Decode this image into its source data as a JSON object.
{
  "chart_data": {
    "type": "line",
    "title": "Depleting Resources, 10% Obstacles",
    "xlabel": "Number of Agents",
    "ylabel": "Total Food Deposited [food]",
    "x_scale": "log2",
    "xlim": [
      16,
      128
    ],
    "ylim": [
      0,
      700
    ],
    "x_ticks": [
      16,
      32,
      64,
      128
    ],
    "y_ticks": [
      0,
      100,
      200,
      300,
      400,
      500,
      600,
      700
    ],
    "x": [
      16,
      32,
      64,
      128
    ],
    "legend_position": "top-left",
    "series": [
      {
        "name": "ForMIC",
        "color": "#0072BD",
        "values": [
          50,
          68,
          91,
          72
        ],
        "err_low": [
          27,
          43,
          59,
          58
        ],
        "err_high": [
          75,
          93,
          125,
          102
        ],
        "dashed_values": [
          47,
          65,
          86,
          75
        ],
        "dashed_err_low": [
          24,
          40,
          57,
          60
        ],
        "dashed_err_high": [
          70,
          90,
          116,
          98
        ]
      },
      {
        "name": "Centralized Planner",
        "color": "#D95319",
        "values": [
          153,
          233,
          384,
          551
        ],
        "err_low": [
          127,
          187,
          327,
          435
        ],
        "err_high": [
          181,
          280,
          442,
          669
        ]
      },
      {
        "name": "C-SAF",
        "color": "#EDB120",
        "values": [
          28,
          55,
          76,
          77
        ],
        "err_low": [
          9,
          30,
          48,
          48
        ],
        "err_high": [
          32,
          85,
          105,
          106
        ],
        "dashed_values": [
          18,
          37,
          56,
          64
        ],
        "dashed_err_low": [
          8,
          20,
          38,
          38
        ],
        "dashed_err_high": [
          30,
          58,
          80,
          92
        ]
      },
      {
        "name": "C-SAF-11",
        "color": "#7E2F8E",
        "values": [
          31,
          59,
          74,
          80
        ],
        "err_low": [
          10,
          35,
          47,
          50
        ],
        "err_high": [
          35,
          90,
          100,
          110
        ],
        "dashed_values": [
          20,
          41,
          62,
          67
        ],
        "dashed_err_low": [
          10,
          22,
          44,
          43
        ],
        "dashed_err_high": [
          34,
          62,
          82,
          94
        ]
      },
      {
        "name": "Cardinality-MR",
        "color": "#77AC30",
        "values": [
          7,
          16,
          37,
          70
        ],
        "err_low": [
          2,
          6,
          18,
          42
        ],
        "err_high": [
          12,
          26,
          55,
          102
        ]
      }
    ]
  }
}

------

*What the task requires:*
Write out the data exactly as it stands.

*Exercise answer:*
Decode this image into its source data as a JSON object.
{
  "chart_data": {
    "type": "line",
    "title": "Depleting Resources, 10% Obstacles",
    "xlabel": "Number of Agents",
    "ylabel": "Total Food Deposited [food]",
    "x_scale": "log2",
    "xlim": [
      16,
      128
    ],
    "ylim": [
      0,
      700
    ],
    "x_ticks": [
      16,
      32,
      64,
      128
    ],
    "y_ticks": [
      0,
      100,
      200,
      300,
      400,
      500,
      600,
      700
    ],
    "x": [
      16,
      32,
      64,
      128
    ],
    "legend_position": "top-left",
    "series": [
      {
        "name": "ForMIC",
        "color": "#0072BD",
        "values": [
          50,
          68,
          91,
          72
        ],
        "err_low": [
          27,
          43,
          59,
          58
        ],
        "err_high": [
          75,
          93,
          125,
          102
        ],
        "dashed_values": [
          47,
          65,
          86,
          75
        ],
        "dashed_err_low": [
          24,
          40,
          57,
          60
        ],
        "dashed_err_high": [
          70,
          90,
          116,
          98
        ]
      },
      {
        "name": "Centralized Planner",
        "color": "#D95319",
        "values": [
          153,
          233,
          384,
          551
        ],
        "err_low": [
          127,
          187,
          327,
          435
        ],
        "err_high": [
          181,
          280,
          442,
          669
        ]
      },
      {
        "name": "C-SAF",
        "color": "#EDB120",
        "values": [
          28,
          55,
          76,
          77
        ],
        "err_low": [
          9,
          30,
          48,
          48
        ],
        "err_high": [
          32,
          85,
          105,
          106
        ],
        "dashed_values": [
          18,
          37,
          56,
          64
        ],
        "dashed_err_low": [
          8,
          20,
          38,
          38
        ],
        "dashed_err_high": [
          30,
          58,
          80,
          92
        ]
      },
      {
        "name": "C-SAF-11",
        "color": "#7E2F8E",
        "values": [
          31,
          59,
          74,
          80
        ],
        "err_low": [
          10,
          35,
          47,
          50
        ],
        "err_high": [
          35,
          90,
          100,
          110
        ],
        "dashed_values": [
          20,
          41,
          62,
          67
        ],
        "dashed_err_low": [
          10,
          22,
          44,
          43
        ],
        "dashed_err_high": [
          34,
          62,
          82,
          94
        ]
      },
      {
        "name": "Cardinality-MR",
        "color": "#77AC30",
        "values": [
          7,
          16,
          37,
          70
        ],
        "err_low": [
          2,
          6,
          18,
          42
        ],
        "err_high": [
          12,
          26,
          55,
          102
        ]
      }
    ]
  }
}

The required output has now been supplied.